• Stated exercise
Provide the records once more, identical to the original.

• Listing

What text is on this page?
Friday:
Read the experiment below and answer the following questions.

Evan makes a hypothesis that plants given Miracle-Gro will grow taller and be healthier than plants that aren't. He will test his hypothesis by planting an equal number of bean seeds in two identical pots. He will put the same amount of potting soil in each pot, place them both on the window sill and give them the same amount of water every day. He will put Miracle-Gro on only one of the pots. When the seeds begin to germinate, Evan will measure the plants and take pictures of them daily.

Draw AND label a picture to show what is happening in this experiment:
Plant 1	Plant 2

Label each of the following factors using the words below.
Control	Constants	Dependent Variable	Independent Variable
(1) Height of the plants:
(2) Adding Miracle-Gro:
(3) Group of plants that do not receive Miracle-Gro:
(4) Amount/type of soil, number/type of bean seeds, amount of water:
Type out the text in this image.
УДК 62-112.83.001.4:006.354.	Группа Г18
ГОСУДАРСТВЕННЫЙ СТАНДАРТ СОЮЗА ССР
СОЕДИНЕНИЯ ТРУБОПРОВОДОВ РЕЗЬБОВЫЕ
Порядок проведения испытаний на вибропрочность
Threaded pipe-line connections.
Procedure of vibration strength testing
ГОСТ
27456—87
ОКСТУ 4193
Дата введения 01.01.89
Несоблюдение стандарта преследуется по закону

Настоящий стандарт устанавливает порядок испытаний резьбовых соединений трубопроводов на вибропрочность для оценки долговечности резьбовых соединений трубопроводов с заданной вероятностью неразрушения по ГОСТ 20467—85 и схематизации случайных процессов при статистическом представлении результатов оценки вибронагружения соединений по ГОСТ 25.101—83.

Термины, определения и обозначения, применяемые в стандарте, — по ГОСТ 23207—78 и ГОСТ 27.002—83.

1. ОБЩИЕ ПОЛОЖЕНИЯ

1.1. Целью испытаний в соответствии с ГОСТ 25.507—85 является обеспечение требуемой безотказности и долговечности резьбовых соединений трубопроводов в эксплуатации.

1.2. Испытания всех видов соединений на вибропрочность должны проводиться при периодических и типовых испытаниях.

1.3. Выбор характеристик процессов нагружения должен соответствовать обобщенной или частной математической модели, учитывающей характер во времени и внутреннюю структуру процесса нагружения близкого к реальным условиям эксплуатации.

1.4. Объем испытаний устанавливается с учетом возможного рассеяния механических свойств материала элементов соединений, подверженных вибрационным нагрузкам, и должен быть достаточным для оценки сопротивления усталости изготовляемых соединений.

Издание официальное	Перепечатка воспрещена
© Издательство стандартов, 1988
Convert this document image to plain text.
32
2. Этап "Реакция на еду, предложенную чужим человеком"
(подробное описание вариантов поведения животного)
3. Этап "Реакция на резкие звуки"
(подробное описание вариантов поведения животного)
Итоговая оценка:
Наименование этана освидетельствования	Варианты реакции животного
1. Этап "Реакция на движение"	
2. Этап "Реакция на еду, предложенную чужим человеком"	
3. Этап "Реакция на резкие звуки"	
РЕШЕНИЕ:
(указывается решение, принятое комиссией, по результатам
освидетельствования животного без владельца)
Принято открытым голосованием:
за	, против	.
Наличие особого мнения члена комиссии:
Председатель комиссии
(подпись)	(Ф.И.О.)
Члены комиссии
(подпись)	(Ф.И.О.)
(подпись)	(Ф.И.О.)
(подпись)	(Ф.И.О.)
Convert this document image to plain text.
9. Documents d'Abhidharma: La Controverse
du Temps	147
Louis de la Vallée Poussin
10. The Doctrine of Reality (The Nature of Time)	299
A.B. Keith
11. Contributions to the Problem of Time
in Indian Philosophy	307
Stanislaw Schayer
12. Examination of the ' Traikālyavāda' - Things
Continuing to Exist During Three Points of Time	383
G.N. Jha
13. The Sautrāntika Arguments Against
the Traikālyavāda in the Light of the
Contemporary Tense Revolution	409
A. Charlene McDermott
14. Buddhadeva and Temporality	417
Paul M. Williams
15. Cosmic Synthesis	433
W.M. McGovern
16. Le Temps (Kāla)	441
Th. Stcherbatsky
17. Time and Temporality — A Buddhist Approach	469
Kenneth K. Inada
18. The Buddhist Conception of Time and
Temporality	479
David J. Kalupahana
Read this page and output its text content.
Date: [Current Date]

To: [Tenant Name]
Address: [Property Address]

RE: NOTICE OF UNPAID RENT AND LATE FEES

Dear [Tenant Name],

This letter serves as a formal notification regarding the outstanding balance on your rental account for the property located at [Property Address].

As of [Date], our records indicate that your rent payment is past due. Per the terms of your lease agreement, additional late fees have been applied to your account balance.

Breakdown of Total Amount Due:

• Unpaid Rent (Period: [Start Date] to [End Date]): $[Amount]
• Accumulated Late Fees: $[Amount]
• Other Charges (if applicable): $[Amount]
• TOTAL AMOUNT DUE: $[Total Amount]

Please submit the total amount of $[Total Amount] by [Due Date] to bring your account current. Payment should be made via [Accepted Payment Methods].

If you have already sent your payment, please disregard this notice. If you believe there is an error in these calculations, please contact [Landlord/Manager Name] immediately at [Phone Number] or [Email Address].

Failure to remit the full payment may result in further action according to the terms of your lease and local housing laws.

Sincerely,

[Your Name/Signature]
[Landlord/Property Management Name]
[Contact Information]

• In response
What text is on this page?
Friday:
Read the experiment below and answer the following questions.

Evan makes a hypothesis that plants given Miracle-Gro will grow taller and be healthier than plants that aren't. He will test his hypothesis by planting an equal number of bean seeds in two identical pots. He will put the same amount of potting soil in each pot, place them both on the window sill and give them the same amount of water every day. He will put Miracle-Gro on only one of the pots. When the seeds begin to germinate, Evan will measure the plants and take pictures of them daily.

Draw AND label a picture to show what is happening in this experiment:
Plant 1	Plant 2

Label each of the following factors using the words below.
Control	Constants	Dependent Variable	Independent Variable
(1) Height of the plants:
(2) Adding Miracle-Gro:
(3) Group of plants that do not receive Miracle-Gro:
(4) Amount/type of soil, number/type of bean seeds, amount of water:
Type out the text in this image.
УДК 62-112.83.001.4:006.354.	Группа Г18
ГОСУДАРСТВЕННЫЙ СТАНДАРТ СОЮЗА ССР
СОЕДИНЕНИЯ ТРУБОПРОВОДОВ РЕЗЬБОВЫЕ
Порядок проведения испытаний на вибропрочность
Threaded pipe-line connections.
Procedure of vibration strength testing
ГОСТ
27456—87
ОКСТУ 4193
Дата введения 01.01.89
Несоблюдение стандарта преследуется по закону

Настоящий стандарт устанавливает порядок испытаний резьбовых соединений трубопроводов на вибропрочность для оценки долговечности резьбовых соединений трубопроводов с заданной вероятностью неразрушения по ГОСТ 20467—85 и схематизации случайных процессов при статистическом представлении результатов оценки вибронагружения соединений по ГОСТ 25.101—83.

Термины, определения и обозначения, применяемые в стандарте, — по ГОСТ 23207—78 и ГОСТ 27.002—83.

1. ОБЩИЕ ПОЛОЖЕНИЯ

1.1. Целью испытаний в соответствии с ГОСТ 25.507—85 является обеспечение требуемой безотказности и долговечности резьбовых соединений трубопроводов в эксплуатации.

1.2. Испытания всех видов соединений на вибропрочность должны проводиться при периодических и типовых испытаниях.

1.3. Выбор характеристик процессов нагружения должен соответствовать обобщенной или частной математической модели, учитывающей характер во времени и внутреннюю структуру процесса нагружения близкого к реальным условиям эксплуатации.

1.4. Объем испытаний устанавливается с учетом возможного рассеяния механических свойств материала элементов соединений, подверженных вибрационным нагрузкам, и должен быть достаточным для оценки сопротивления усталости изготовляемых соединений.

Издание официальное	Перепечатка воспрещена
© Издательство стандартов, 1988
Convert this document image to plain text.
32
2. Этап "Реакция на еду, предложенную чужим человеком"
(подробное описание вариантов поведения животного)
3. Этап "Реакция на резкие звуки"
(подробное описание вариантов поведения животного)
Итоговая оценка:
Наименование этана освидетельствования	Варианты реакции животного
1. Этап "Реакция на движение"	
2. Этап "Реакция на еду, предложенную чужим человеком"	
3. Этап "Реакция на резкие звуки"	
РЕШЕНИЕ:
(указывается решение, принятое комиссией, по результатам
освидетельствования животного без владельца)
Принято открытым голосованием:
за	, против	.
Наличие особого мнения члена комиссии:
Председатель комиссии
(подпись)	(Ф.И.О.)
Члены комиссии
(подпись)	(Ф.И.О.)
(подпись)	(Ф.И.О.)
(подпись)	(Ф.И.О.)
Convert this document image to plain text.
9. Documents d'Abhidharma: La Controverse
du Temps	147
Louis de la Vallée Poussin
10. The Doctrine of Reality (The Nature of Time)	299
A.B. Keith
11. Contributions to the Problem of Time
in Indian Philosophy	307
Stanislaw Schayer
12. Examination of the ' Traikālyavāda' - Things
Continuing to Exist During Three Points of Time	383
G.N. Jha
13. The Sautrāntika Arguments Against
the Traikālyavāda in the Light of the
Contemporary Tense Revolution	409
A. Charlene McDermott
14. Buddhadeva and Temporality	417
Paul M. Williams
15. Cosmic Synthesis	433
W.M. McGovern
16. Le Temps (Kāla)	441
Th. Stcherbatsky
17. Time and Temporality — A Buddhist Approach	469
Kenneth K. Inada
18. The Buddhist Conception of Time and
Temporality	479
David J. Kalupahana
Read this page and output its text content.
Date: [Current Date]

To: [Tenant Name]
Address: [Property Address]

RE: NOTICE OF UNPAID RENT AND LATE FEES

Dear [Tenant Name],

This letter serves as a formal notification regarding the outstanding balance on your rental account for the property located at [Property Address].

As of [Date], our records indicate that your rent payment is past due. Per the terms of your lease agreement, additional late fees have been applied to your account balance.

Breakdown of Total Amount Due:

• Unpaid Rent (Period: [Start Date] to [End Date]): $[Amount]
• Accumulated Late Fees: $[Amount]
• Other Charges (if applicable): $[Amount]
• TOTAL AMOUNT DUE: $[Total Amount]

Please submit the total amount of $[Total Amount] by [Due Date] to bring your account current. Payment should be made via [Accepted Payment Methods].

If you have already sent your payment, please disregard this notice. If you believe there is an error in these calculations, please contact [Landlord/Manager Name] immediately at [Phone Number] or [Email Address].

Failure to remit the full payment may result in further action according to the terms of your lease and local housing laws.

Sincerely,

[Your Name/Signature]
[Landlord/Property Management Name]
[Contact Information]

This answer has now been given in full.